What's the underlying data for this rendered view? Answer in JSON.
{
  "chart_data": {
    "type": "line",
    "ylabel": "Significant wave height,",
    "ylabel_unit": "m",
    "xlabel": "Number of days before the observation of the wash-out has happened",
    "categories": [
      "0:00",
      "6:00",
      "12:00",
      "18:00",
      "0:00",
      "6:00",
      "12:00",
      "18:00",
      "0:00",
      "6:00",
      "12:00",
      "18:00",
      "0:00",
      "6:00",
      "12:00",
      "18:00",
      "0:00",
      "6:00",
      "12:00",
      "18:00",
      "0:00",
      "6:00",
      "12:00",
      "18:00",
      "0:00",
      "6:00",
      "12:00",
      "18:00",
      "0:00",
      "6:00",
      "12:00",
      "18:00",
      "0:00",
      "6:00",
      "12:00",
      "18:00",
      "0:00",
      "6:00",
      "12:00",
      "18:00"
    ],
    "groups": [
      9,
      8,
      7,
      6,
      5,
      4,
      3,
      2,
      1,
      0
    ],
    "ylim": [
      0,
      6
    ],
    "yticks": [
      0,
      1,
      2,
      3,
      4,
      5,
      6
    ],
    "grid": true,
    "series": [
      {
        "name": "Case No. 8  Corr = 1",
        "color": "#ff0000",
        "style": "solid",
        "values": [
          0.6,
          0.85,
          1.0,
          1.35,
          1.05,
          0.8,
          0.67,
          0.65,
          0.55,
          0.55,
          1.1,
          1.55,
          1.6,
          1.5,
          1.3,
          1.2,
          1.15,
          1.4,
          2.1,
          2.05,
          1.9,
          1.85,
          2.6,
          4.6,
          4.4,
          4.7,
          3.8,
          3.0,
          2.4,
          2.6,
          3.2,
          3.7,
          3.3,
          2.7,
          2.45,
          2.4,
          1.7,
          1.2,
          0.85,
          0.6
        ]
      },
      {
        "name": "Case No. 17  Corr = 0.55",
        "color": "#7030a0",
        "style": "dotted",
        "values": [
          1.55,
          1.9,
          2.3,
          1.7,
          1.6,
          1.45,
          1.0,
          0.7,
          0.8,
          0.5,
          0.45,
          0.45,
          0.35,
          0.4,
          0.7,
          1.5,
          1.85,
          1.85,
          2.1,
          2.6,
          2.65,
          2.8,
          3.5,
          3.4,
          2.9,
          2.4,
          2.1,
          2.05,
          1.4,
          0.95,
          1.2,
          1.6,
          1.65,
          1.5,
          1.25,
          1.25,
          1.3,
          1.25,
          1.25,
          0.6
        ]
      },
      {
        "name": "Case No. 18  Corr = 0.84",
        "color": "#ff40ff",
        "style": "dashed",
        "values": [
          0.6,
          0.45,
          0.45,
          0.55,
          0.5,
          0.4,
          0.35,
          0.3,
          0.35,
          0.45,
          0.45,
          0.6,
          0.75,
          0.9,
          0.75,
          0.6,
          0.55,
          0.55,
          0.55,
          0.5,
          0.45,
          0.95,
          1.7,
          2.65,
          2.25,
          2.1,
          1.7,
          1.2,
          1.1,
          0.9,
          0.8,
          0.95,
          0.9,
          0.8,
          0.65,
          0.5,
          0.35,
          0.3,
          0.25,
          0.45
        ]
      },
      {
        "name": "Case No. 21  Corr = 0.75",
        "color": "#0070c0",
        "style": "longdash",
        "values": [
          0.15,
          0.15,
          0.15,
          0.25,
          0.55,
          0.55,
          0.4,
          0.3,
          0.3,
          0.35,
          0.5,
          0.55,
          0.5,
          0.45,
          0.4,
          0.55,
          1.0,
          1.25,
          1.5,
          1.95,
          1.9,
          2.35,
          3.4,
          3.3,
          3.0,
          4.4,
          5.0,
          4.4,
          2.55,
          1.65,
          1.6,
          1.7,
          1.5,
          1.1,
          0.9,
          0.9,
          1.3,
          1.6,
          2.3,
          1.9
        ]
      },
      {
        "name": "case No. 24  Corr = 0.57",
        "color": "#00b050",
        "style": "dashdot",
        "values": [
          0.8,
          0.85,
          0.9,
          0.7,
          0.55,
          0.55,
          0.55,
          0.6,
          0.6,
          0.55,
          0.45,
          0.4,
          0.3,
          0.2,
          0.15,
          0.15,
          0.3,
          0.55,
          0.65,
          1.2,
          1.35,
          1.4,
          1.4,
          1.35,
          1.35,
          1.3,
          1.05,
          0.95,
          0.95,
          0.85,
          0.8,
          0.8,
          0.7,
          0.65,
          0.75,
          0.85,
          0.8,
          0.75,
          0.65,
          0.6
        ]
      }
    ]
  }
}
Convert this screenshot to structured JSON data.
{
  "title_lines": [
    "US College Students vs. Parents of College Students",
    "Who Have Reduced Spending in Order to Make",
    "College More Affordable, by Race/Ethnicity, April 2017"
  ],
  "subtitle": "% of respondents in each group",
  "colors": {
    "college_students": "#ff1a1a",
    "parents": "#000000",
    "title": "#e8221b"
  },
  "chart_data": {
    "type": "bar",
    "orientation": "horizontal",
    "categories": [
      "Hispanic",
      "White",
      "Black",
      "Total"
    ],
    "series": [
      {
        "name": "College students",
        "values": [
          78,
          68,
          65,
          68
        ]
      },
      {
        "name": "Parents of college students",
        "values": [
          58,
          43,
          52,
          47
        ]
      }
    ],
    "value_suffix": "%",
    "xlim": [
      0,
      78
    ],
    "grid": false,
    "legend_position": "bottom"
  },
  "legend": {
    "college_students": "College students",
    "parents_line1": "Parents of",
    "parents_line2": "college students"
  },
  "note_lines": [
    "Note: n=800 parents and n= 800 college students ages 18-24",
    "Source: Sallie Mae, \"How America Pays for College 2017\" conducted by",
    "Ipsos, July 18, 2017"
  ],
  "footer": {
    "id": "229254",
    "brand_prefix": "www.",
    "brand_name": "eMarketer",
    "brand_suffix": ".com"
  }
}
★ ★ ★
_AIM OF THE EXERCISE_. Write an exact transcription of every entry above.

_SOLUTION BELOW_.
What's the underlying data for this rendered view? Answer in JSON.
{
  "chart_data": {
    "type": "line",
    "ylabel": "Significant wave height,",
    "ylabel_unit": "m",
    "xlabel": "Number of days before the observation of the wash-out has happened",
    "categories": [
      "0:00",
      "6:00",
      "12:00",
      "18:00",
      "0:00",
      "6:00",
      "12:00",
      "18:00",
      "0:00",
      "6:00",
      "12:00",
      "18:00",
      "0:00",
      "6:00",
      "12:00",
      "18:00",
      "0:00",
      "6:00",
      "12:00",
      "18:00",
      "0:00",
      "6:00",
      "12:00",
      "18:00",
      "0:00",
      "6:00",
      "12:00",
      "18:00",
      "0:00",
      "6:00",
      "12:00",
      "18:00",
      "0:00",
      "6:00",
      "12:00",
      "18:00",
      "0:00",
      "6:00",
      "12:00",
      "18:00"
    ],
    "groups": [
      9,
      8,
      7,
      6,
      5,
      4,
      3,
      2,
      1,
      0
    ],
    "ylim": [
      0,
      6
    ],
    "yticks": [
      0,
      1,
      2,
      3,
      4,
      5,
      6
    ],
    "grid": true,
    "series": [
      {
        "name": "Case No. 8  Corr = 1",
        "color": "#ff0000",
        "style": "solid",
        "values": [
          0.6,
          0.85,
          1.0,
          1.35,
          1.05,
          0.8,
          0.67,
          0.65,
          0.55,
          0.55,
          1.1,
          1.55,
          1.6,
          1.5,
          1.3,
          1.2,
          1.15,
          1.4,
          2.1,
          2.05,
          1.9,
          1.85,
          2.6,
          4.6,
          4.4,
          4.7,
          3.8,
          3.0,
          2.4,
          2.6,
          3.2,
          3.7,
          3.3,
          2.7,
          2.45,
          2.4,
          1.7,
          1.2,
          0.85,
          0.6
        ]
      },
      {
        "name": "Case No. 17  Corr = 0.55",
        "color": "#7030a0",
        "style": "dotted",
        "values": [
          1.55,
          1.9,
          2.3,
          1.7,
          1.6,
          1.45,
          1.0,
          0.7,
          0.8,
          0.5,
          0.45,
          0.45,
          0.35,
          0.4,
          0.7,
          1.5,
          1.85,
          1.85,
          2.1,
          2.6,
          2.65,
          2.8,
          3.5,
          3.4,
          2.9,
          2.4,
          2.1,
          2.05,
          1.4,
          0.95,
          1.2,
          1.6,
          1.65,
          1.5,
          1.25,
          1.25,
          1.3,
          1.25,
          1.25,
          0.6
        ]
      },
      {
        "name": "Case No. 18  Corr = 0.84",
        "color": "#ff40ff",
        "style": "dashed",
        "values": [
          0.6,
          0.45,
          0.45,
          0.55,
          0.5,
          0.4,
          0.35,
          0.3,
          0.35,
          0.45,
          0.45,
          0.6,
          0.75,
          0.9,
          0.75,
          0.6,
          0.55,
          0.55,
          0.55,
          0.5,
          0.45,
          0.95,
          1.7,
          2.65,
          2.25,
          2.1,
          1.7,
          1.2,
          1.1,
          0.9,
          0.8,
          0.95,
          0.9,
          0.8,
          0.65,
          0.5,
          0.35,
          0.3,
          0.25,
          0.45
        ]
      },
      {
        "name": "Case No. 21  Corr = 0.75",
        "color": "#0070c0",
        "style": "longdash",
        "values": [
          0.15,
          0.15,
          0.15,
          0.25,
          0.55,
          0.55,
          0.4,
          0.3,
          0.3,
          0.35,
          0.5,
          0.55,
          0.5,
          0.45,
          0.4,
          0.55,
          1.0,
          1.25,
          1.5,
          1.95,
          1.9,
          2.35,
          3.4,
          3.3,
          3.0,
          4.4,
          5.0,
          4.4,
          2.55,
          1.65,
          1.6,
          1.7,
          1.5,
          1.1,
          0.9,
          0.9,
          1.3,
          1.6,
          2.3,
          1.9
        ]
      },
      {
        "name": "case No. 24  Corr = 0.57",
        "color": "#00b050",
        "style": "dashdot",
        "values": [
          0.8,
          0.85,
          0.9,
          0.7,
          0.55,
          0.55,
          0.55,
          0.6,
          0.6,
          0.55,
          0.45,
          0.4,
          0.3,
          0.2,
          0.15,
          0.15,
          0.3,
          0.55,
          0.65,
          1.2,
          1.35,
          1.4,
          1.4,
          1.35,
          1.35,
          1.3,
          1.05,
          0.95,
          0.95,
          0.85,
          0.8,
          0.8,
          0.7,
          0.65,
          0.75,
          0.85,
          0.8,
          0.75,
          0.65,
          0.6
        ]
      }
    ]
  }
}
Convert this screenshot to structured JSON data.
{
  "title_lines": [
    "US College Students vs. Parents of College Students",
    "Who Have Reduced Spending in Order to Make",
    "College More Affordable, by Race/Ethnicity, April 2017"
  ],
  "subtitle": "% of respondents in each group",
  "colors": {
    "college_students": "#ff1a1a",
    "parents": "#000000",
    "title": "#e8221b"
  },
  "chart_data": {
    "type": "bar",
    "orientation": "horizontal",
    "categories": [
      "Hispanic",
      "White",
      "Black",
      "Total"
    ],
    "series": [
      {
        "name": "College students",
        "values": [
          78,
          68,
          65,
          68
        ]
      },
      {
        "name": "Parents of college students",
        "values": [
          58,
          43,
          52,
          47
        ]
      }
    ],
    "value_suffix": "%",
    "xlim": [
      0,
      78
    ],
    "grid": false,
    "legend_position": "bottom"
  },
  "legend": {
    "college_students": "College students",
    "parents_line1": "Parents of",
    "parents_line2": "college students"
  },
  "note_lines": [
    "Note: n=800 parents and n= 800 college students ages 18-24",
    "Source: Sallie Mae, \"How America Pays for College 2017\" conducted by",
    "Ipsos, July 18, 2017"
  ],
  "footer": {
    "id": "229254",
    "brand_prefix": "www.",
    "brand_name": "eMarketer",
    "brand_suffix": ".com"
  }
}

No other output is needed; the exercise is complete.